GIVEN TASK: Show every line in the records below that contains the word "armed".

Excerpt from a dataset:
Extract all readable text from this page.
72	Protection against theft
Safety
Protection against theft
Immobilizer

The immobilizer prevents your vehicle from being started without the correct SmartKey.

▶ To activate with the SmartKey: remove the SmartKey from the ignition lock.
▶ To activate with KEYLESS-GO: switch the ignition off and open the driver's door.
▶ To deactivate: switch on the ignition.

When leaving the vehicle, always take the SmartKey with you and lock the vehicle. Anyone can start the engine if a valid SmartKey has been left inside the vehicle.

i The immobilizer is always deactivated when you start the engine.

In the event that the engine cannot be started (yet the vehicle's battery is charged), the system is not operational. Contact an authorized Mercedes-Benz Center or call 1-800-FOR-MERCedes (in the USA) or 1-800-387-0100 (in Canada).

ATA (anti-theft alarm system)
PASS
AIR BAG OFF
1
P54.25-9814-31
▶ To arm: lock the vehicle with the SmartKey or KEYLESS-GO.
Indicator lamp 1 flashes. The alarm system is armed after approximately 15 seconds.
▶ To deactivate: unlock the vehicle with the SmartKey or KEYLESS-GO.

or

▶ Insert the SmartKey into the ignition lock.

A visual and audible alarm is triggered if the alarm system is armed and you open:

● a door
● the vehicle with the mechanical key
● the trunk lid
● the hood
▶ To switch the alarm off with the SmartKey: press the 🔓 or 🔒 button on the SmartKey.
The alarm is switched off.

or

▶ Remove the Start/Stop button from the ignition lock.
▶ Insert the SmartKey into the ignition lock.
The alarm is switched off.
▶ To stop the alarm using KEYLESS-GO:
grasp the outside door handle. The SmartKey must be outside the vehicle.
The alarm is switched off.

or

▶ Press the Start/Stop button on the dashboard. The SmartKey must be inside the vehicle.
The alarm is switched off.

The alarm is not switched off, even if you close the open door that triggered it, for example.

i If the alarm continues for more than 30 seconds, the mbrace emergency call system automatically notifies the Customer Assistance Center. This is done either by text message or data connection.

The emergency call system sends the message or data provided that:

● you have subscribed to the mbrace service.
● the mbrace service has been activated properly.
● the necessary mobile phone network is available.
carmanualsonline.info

* * *

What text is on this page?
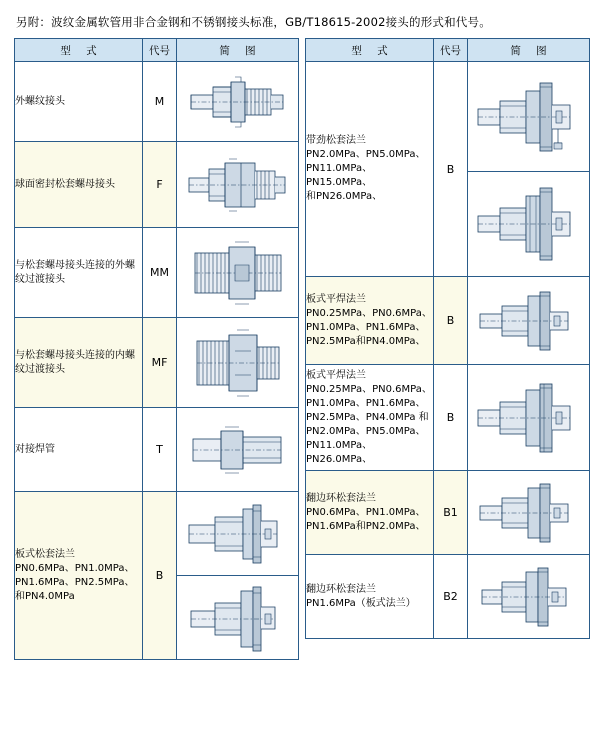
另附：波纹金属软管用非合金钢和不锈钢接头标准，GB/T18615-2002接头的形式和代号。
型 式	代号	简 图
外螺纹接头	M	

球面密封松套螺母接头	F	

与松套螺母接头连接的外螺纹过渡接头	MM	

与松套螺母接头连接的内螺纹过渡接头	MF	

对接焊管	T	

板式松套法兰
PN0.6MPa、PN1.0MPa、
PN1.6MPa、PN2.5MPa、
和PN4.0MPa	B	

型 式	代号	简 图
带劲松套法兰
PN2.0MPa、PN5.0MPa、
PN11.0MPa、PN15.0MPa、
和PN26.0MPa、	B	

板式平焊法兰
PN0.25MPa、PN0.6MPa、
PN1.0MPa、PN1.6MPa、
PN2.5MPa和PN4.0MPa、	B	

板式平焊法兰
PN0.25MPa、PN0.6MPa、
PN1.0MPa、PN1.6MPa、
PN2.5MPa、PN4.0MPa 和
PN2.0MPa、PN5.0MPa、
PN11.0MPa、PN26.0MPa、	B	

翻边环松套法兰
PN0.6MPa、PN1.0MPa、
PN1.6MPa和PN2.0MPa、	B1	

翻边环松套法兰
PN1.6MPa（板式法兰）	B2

EXERCISE SOLUTION:
Indicator lamp 1 flashes. The alarm system is armed after approximately 15 seconds.
A visual and audible alarm is triggered if the alarm system is armed and you open:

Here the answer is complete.